Work out how many lines of the data hold the string "this", and reply with that number alone.
━━━━━ STORED ROWS
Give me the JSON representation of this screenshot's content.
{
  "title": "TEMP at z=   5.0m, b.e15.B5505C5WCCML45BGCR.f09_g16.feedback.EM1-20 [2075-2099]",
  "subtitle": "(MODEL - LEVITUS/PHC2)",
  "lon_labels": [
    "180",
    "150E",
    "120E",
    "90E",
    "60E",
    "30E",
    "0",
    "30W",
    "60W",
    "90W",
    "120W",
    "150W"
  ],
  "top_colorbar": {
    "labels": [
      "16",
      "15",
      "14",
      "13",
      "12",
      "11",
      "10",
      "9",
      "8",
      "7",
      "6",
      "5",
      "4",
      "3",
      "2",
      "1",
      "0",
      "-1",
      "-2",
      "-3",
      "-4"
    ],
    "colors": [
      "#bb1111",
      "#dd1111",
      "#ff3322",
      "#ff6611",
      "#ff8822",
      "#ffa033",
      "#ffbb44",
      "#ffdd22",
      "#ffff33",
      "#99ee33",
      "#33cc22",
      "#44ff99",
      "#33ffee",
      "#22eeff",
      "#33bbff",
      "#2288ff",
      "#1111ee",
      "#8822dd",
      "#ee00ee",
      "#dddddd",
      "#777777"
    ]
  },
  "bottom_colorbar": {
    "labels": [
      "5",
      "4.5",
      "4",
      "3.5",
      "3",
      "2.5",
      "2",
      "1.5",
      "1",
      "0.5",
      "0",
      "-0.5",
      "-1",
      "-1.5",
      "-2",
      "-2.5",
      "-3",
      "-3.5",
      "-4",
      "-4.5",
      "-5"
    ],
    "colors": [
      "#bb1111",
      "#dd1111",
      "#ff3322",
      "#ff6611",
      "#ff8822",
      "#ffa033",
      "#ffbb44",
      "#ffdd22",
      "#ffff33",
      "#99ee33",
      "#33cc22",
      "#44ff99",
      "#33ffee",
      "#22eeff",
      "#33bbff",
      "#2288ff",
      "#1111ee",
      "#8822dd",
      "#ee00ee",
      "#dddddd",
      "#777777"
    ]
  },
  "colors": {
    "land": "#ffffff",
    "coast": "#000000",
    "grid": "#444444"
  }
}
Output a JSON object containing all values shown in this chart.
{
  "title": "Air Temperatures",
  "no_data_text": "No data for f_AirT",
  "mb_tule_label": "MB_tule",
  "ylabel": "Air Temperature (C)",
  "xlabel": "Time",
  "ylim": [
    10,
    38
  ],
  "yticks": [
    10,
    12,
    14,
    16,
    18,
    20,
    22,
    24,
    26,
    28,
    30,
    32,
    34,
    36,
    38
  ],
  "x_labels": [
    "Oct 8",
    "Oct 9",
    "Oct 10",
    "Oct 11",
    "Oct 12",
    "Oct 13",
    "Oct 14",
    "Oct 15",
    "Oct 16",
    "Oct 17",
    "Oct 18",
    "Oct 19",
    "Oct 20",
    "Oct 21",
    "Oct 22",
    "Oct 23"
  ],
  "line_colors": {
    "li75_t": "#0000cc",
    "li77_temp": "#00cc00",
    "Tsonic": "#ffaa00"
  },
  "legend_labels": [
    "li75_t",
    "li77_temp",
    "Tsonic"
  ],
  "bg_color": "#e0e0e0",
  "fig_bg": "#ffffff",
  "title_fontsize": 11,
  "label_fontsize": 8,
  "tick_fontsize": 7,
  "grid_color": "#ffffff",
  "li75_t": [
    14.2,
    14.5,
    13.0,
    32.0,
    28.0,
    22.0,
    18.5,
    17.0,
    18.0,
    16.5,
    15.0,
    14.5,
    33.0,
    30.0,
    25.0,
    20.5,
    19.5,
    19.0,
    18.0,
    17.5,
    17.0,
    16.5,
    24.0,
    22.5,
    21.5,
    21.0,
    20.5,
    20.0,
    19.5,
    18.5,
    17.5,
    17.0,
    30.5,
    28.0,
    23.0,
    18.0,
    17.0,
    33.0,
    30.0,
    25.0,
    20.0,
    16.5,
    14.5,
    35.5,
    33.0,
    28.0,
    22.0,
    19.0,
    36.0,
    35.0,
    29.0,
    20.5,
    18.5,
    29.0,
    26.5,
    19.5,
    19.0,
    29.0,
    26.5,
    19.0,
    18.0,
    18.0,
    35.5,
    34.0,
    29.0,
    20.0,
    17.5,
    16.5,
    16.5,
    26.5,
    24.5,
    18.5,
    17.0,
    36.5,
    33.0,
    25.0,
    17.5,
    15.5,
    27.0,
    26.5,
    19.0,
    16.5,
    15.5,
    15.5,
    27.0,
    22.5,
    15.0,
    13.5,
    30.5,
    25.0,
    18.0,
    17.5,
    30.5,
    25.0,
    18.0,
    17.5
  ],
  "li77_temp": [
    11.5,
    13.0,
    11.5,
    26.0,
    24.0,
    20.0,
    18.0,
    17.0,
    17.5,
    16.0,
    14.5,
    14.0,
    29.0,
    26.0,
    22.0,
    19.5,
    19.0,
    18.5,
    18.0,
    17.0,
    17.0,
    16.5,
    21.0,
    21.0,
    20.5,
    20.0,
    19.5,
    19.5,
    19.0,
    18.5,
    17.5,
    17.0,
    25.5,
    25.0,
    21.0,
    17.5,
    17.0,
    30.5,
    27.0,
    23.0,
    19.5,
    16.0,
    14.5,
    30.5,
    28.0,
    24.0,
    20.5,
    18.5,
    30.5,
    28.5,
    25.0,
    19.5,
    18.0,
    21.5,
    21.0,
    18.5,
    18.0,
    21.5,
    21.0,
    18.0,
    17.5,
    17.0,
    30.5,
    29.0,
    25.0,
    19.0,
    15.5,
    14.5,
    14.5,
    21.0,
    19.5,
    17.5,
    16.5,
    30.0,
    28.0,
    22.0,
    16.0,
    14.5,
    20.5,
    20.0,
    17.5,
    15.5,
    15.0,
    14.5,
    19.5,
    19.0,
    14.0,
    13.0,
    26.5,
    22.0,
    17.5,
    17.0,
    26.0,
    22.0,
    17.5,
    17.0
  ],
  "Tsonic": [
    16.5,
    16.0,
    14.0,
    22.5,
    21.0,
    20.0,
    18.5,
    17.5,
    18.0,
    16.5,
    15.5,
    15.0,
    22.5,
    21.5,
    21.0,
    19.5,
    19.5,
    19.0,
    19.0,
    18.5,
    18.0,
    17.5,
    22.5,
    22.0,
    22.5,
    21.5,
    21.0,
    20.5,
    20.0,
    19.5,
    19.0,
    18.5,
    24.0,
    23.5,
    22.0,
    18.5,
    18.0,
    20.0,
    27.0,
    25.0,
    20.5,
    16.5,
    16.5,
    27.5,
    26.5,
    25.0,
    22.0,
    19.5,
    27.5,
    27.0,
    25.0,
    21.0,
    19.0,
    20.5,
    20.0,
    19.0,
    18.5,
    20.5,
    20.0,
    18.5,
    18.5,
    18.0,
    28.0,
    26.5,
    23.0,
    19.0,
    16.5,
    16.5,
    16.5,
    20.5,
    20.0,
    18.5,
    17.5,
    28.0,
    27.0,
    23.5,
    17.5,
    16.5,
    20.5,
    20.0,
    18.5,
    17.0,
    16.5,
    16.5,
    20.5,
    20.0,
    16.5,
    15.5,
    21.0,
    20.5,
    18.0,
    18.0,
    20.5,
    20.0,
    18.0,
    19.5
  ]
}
━━━━━━━━━━
◆ **PROBLEM SOLUTION**:
2